begin Provided material

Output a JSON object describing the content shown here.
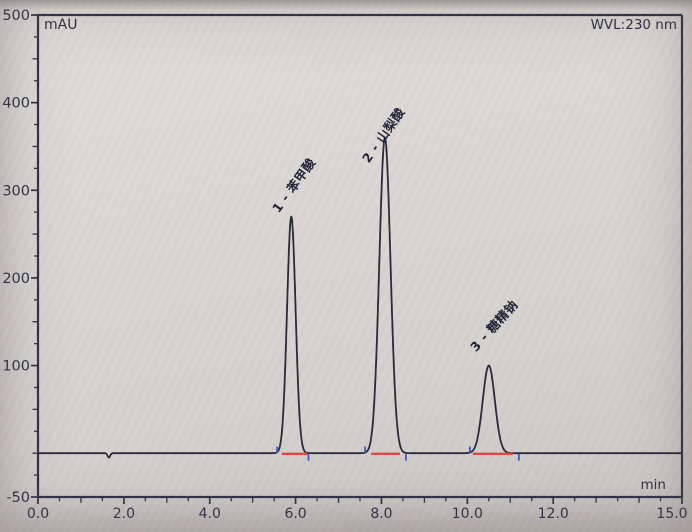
{
  "window": {
    "y_axis_unit": "mAU",
    "wavelength_label": "WVL:230 nm",
    "x_axis_unit": "min"
  },
  "chart_data": {
    "type": "line",
    "ylabel": "mAU",
    "xlabel": "min",
    "annotation": "WVL:230 nm",
    "xlim": [
      0.0,
      15.0
    ],
    "ylim": [
      -50,
      500
    ],
    "x_major_ticks": [
      0,
      2,
      4,
      6,
      8,
      10,
      12,
      15
    ],
    "x_major_tick_labels": [
      "0.0",
      "2.0",
      "4.0",
      "6.0",
      "8.0",
      "10.0",
      "12.0",
      "15.0"
    ],
    "x_minor_tick_step": 0.5,
    "y_major_ticks": [
      500,
      400,
      300,
      200,
      100,
      -50
    ],
    "y_major_tick_labels": [
      "500",
      "400",
      "300",
      "200",
      "100",
      "-50"
    ],
    "y_minor_tick_step": 25,
    "grid": false,
    "legend": false,
    "baseline_mau": 0,
    "baseline_dip": {
      "time_min": 1.65,
      "depth_mau": 5,
      "sigma_min": 0.03
    },
    "peaks": [
      {
        "number": 1,
        "label": "1 - 苯甲酸",
        "retention_time_min": 5.9,
        "height_mau": 270,
        "sigma_min": 0.1,
        "integration_start_min": 5.68,
        "integration_end_min": 6.27,
        "marker_start_min": 5.57,
        "marker_end_min": 6.3
      },
      {
        "number": 2,
        "label": "2 - 山梨酸",
        "retention_time_min": 8.08,
        "height_mau": 360,
        "sigma_min": 0.13,
        "integration_start_min": 7.76,
        "integration_end_min": 8.43,
        "marker_start_min": 7.62,
        "marker_end_min": 8.57
      },
      {
        "number": 3,
        "label": "3 - 糖精钠",
        "retention_time_min": 10.5,
        "height_mau": 100,
        "sigma_min": 0.14,
        "integration_start_min": 10.13,
        "integration_end_min": 11.06,
        "marker_start_min": 10.06,
        "marker_end_min": 11.2
      }
    ],
    "colors": {
      "trace": "#262838",
      "axis": "#2e3042",
      "tick_text": "#2b2e42",
      "integration_baseline": "#e14444",
      "peak_marker": "#4353c4"
    }
  }
}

end Provided material

Omit the images and transcribe all of the records above word for word.

Output a JSON object describing the content shown here.
{
  "window": {
    "y_axis_unit": "mAU",
    "wavelength_label": "WVL:230 nm",
    "x_axis_unit": "min"
  },
  "chart_data": {
    "type": "line",
    "ylabel": "mAU",
    "xlabel": "min",
    "annotation": "WVL:230 nm",
    "xlim": [
      0.0,
      15.0
    ],
    "ylim": [
      -50,
      500
    ],
    "x_major_ticks": [
      0,
      2,
      4,
      6,
      8,
      10,
      12,
      15
    ],
    "x_major_tick_labels": [
      "0.0",
      "2.0",
      "4.0",
      "6.0",
      "8.0",
      "10.0",
      "12.0",
      "15.0"
    ],
    "x_minor_tick_step": 0.5,
    "y_major_ticks": [
      500,
      400,
      300,
      200,
      100,
      -50
    ],
    "y_major_tick_labels": [
      "500",
      "400",
      "300",
      "200",
      "100",
      "-50"
    ],
    "y_minor_tick_step": 25,
    "grid": false,
    "legend": false,
    "baseline_mau": 0,
    "baseline_dip": {
      "time_min": 1.65,
      "depth_mau": 5,
      "sigma_min": 0.03
    },
    "peaks": [
      {
        "number": 1,
        "label": "1 - 苯甲酸",
        "retention_time_min": 5.9,
        "height_mau": 270,
        "sigma_min": 0.1,
        "integration_start_min": 5.68,
        "integration_end_min": 6.27,
        "marker_start_min": 5.57,
        "marker_end_min": 6.3
      },
      {
        "number": 2,
        "label": "2 - 山梨酸",
        "retention_time_min": 8.08,
        "height_mau": 360,
        "sigma_min": 0.13,
        "integration_start_min": 7.76,
        "integration_end_min": 8.43,
        "marker_start_min": 7.62,
        "marker_end_min": 8.57
      },
      {
        "number": 3,
        "label": "3 - 糖精钠",
        "retention_time_min": 10.5,
        "height_mau": 100,
        "sigma_min": 0.14,
        "integration_start_min": 10.13,
        "integration_end_min": 11.06,
        "marker_start_min": 10.06,
        "marker_end_min": 11.2
      }
    ],
    "colors": {
      "trace": "#262838",
      "axis": "#2e3042",
      "tick_text": "#2b2e42",
      "integration_baseline": "#e14444",
      "peak_marker": "#4353c4"
    }
  }
}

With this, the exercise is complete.